[Records from a data collection]

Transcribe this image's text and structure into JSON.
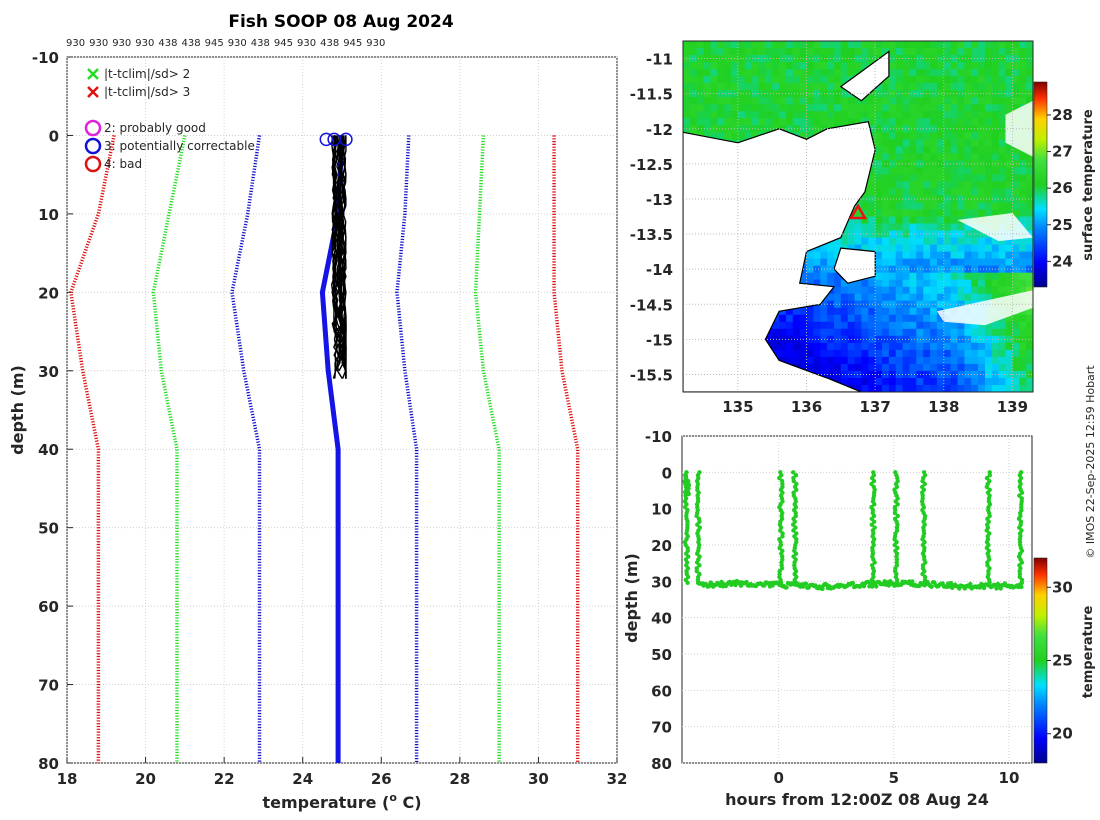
{
  "title": "Fish SOOP 08 Aug 2024",
  "copyright": "© IMOS 22-Sep-2025 12:59 Hobart",
  "profile_ids": [
    "930",
    "930",
    "930",
    "930",
    "438",
    "438",
    "945",
    "930",
    "438",
    "945",
    "930",
    "438",
    "945",
    "930"
  ],
  "chart_data": [
    {
      "type": "line",
      "name": "temperature-depth-profiles",
      "xlabel": "temperature (° C)",
      "xlabel_main": "temperature (",
      "xlabel_sup": "o",
      "xlabel_end": " C)",
      "ylabel": "depth (m)",
      "xlim": [
        18,
        32
      ],
      "ylim": [
        -10,
        80
      ],
      "xticks": [
        18,
        20,
        22,
        24,
        26,
        28,
        30,
        32
      ],
      "yticks": [
        -10,
        0,
        10,
        20,
        30,
        40,
        50,
        60,
        70,
        80
      ],
      "legend": [
        {
          "marker": "x",
          "color": "#22dd22",
          "label": "|t-tclim|/sd> 2"
        },
        {
          "marker": "x",
          "color": "#dd1111",
          "label": "|t-tclim|/sd> 3"
        },
        {
          "marker": "o",
          "color": "#dd22dd",
          "label": "2: probably good"
        },
        {
          "marker": "o",
          "color": "#1111dd",
          "label": "3: potentially correctable"
        },
        {
          "marker": "o",
          "color": "#dd1111",
          "label": "4: bad"
        }
      ],
      "climatology": {
        "depth": [
          0,
          10,
          20,
          30,
          40,
          50,
          60,
          70,
          80
        ],
        "mean": [
          25.0,
          24.9,
          24.5,
          24.65,
          24.9,
          24.9,
          24.9,
          24.9,
          24.9
        ],
        "minus3sd": [
          19.2,
          18.8,
          18.1,
          18.4,
          18.8,
          18.8,
          18.8,
          18.8,
          18.8
        ],
        "minus2sd": [
          21.0,
          20.6,
          20.2,
          20.4,
          20.8,
          20.8,
          20.8,
          20.8,
          20.8
        ],
        "minus1sd": [
          22.9,
          22.6,
          22.2,
          22.5,
          22.9,
          22.9,
          22.9,
          22.9,
          22.9
        ],
        "plus1sd": [
          26.7,
          26.6,
          26.4,
          26.6,
          26.9,
          26.9,
          26.9,
          26.9,
          26.9
        ],
        "plus2sd": [
          28.6,
          28.5,
          28.4,
          28.6,
          29.0,
          29.0,
          29.0,
          29.0,
          29.0
        ],
        "plus3sd": [
          30.4,
          30.4,
          30.4,
          30.6,
          31.0,
          31.0,
          31.0,
          31.0,
          31.0
        ]
      },
      "observed_depth_range": [
        0,
        32
      ],
      "observed_temp_range": [
        24.5,
        25.1
      ],
      "flag_markers": [
        {
          "depth": 0.5,
          "temp": 24.6,
          "flag": 3
        },
        {
          "depth": 0.5,
          "temp": 24.8,
          "flag": 3
        },
        {
          "depth": 0.5,
          "temp": 25.1,
          "flag": 3
        }
      ]
    },
    {
      "type": "heatmap",
      "name": "surface-temperature-map",
      "xlim": [
        134.2,
        139.3
      ],
      "ylim": [
        -15.75,
        -10.75
      ],
      "xticks": [
        135,
        136,
        137,
        138,
        139
      ],
      "yticks": [
        -11,
        -11.5,
        -12,
        -12.5,
        -13,
        -13.5,
        -14,
        -14.5,
        -15,
        -15.5
      ],
      "station": {
        "lon": 136.75,
        "lat": -13.2
      },
      "colorbar_label": "surface temperature",
      "colorbar_range": [
        23.3,
        28.9
      ],
      "colorbar_ticks": [
        24,
        25,
        26,
        27,
        28
      ]
    },
    {
      "type": "scatter",
      "name": "depth-time-series",
      "xlabel": "hours from 12:00Z 08 Aug 24",
      "ylabel": "depth (m)",
      "xlim": [
        -4.2,
        11
      ],
      "ylim": [
        -10,
        80
      ],
      "xticks": [
        0,
        5,
        10
      ],
      "yticks": [
        -10,
        0,
        10,
        20,
        30,
        40,
        50,
        60,
        70,
        80
      ],
      "bottom_depth_m": 31,
      "surface_casts_hours": [
        -4.0,
        -3.5,
        0.1,
        0.7,
        4.1,
        5.1,
        6.3,
        9.1,
        10.5
      ],
      "colorbar_label": "temperature",
      "colorbar_range": [
        18,
        32
      ],
      "colorbar_ticks": [
        20,
        25,
        30
      ]
    }
  ]
}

**AIM**
Every line should be retyped exactly, with the pictures omitted.

**TASK RESULT**
Transcribe this image's text and structure into JSON.
{
  "title": "Fish SOOP 08 Aug 2024",
  "copyright": "© IMOS 22-Sep-2025 12:59 Hobart",
  "profile_ids": [
    "930",
    "930",
    "930",
    "930",
    "438",
    "438",
    "945",
    "930",
    "438",
    "945",
    "930",
    "438",
    "945",
    "930"
  ],
  "chart_data": [
    {
      "type": "line",
      "name": "temperature-depth-profiles",
      "xlabel": "temperature (° C)",
      "xlabel_main": "temperature (",
      "xlabel_sup": "o",
      "xlabel_end": " C)",
      "ylabel": "depth (m)",
      "xlim": [
        18,
        32
      ],
      "ylim": [
        -10,
        80
      ],
      "xticks": [
        18,
        20,
        22,
        24,
        26,
        28,
        30,
        32
      ],
      "yticks": [
        -10,
        0,
        10,
        20,
        30,
        40,
        50,
        60,
        70,
        80
      ],
      "legend": [
        {
          "marker": "x",
          "color": "#22dd22",
          "label": "|t-tclim|/sd> 2"
        },
        {
          "marker": "x",
          "color": "#dd1111",
          "label": "|t-tclim|/sd> 3"
        },
        {
          "marker": "o",
          "color": "#dd22dd",
          "label": "2: probably good"
        },
        {
          "marker": "o",
          "color": "#1111dd",
          "label": "3: potentially correctable"
        },
        {
          "marker": "o",
          "color": "#dd1111",
          "label": "4: bad"
        }
      ],
      "climatology": {
        "depth": [
          0,
          10,
          20,
          30,
          40,
          50,
          60,
          70,
          80
        ],
        "mean": [
          25.0,
          24.9,
          24.5,
          24.65,
          24.9,
          24.9,
          24.9,
          24.9,
          24.9
        ],
        "minus3sd": [
          19.2,
          18.8,
          18.1,
          18.4,
          18.8,
          18.8,
          18.8,
          18.8,
          18.8
        ],
        "minus2sd": [
          21.0,
          20.6,
          20.2,
          20.4,
          20.8,
          20.8,
          20.8,
          20.8,
          20.8
        ],
        "minus1sd": [
          22.9,
          22.6,
          22.2,
          22.5,
          22.9,
          22.9,
          22.9,
          22.9,
          22.9
        ],
        "plus1sd": [
          26.7,
          26.6,
          26.4,
          26.6,
          26.9,
          26.9,
          26.9,
          26.9,
          26.9
        ],
        "plus2sd": [
          28.6,
          28.5,
          28.4,
          28.6,
          29.0,
          29.0,
          29.0,
          29.0,
          29.0
        ],
        "plus3sd": [
          30.4,
          30.4,
          30.4,
          30.6,
          31.0,
          31.0,
          31.0,
          31.0,
          31.0
        ]
      },
      "observed_depth_range": [
        0,
        32
      ],
      "observed_temp_range": [
        24.5,
        25.1
      ],
      "flag_markers": [
        {
          "depth": 0.5,
          "temp": 24.6,
          "flag": 3
        },
        {
          "depth": 0.5,
          "temp": 24.8,
          "flag": 3
        },
        {
          "depth": 0.5,
          "temp": 25.1,
          "flag": 3
        }
      ]
    },
    {
      "type": "heatmap",
      "name": "surface-temperature-map",
      "xlim": [
        134.2,
        139.3
      ],
      "ylim": [
        -15.75,
        -10.75
      ],
      "xticks": [
        135,
        136,
        137,
        138,
        139
      ],
      "yticks": [
        -11,
        -11.5,
        -12,
        -12.5,
        -13,
        -13.5,
        -14,
        -14.5,
        -15,
        -15.5
      ],
      "station": {
        "lon": 136.75,
        "lat": -13.2
      },
      "colorbar_label": "surface temperature",
      "colorbar_range": [
        23.3,
        28.9
      ],
      "colorbar_ticks": [
        24,
        25,
        26,
        27,
        28
      ]
    },
    {
      "type": "scatter",
      "name": "depth-time-series",
      "xlabel": "hours from 12:00Z 08 Aug 24",
      "ylabel": "depth (m)",
      "xlim": [
        -4.2,
        11
      ],
      "ylim": [
        -10,
        80
      ],
      "xticks": [
        0,
        5,
        10
      ],
      "yticks": [
        -10,
        0,
        10,
        20,
        30,
        40,
        50,
        60,
        70,
        80
      ],
      "bottom_depth_m": 31,
      "surface_casts_hours": [
        -4.0,
        -3.5,
        0.1,
        0.7,
        4.1,
        5.1,
        6.3,
        9.1,
        10.5
      ],
      "colorbar_label": "temperature",
      "colorbar_range": [
        18,
        32
      ],
      "colorbar_ticks": [
        20,
        25,
        30
      ]
    }
  ]
}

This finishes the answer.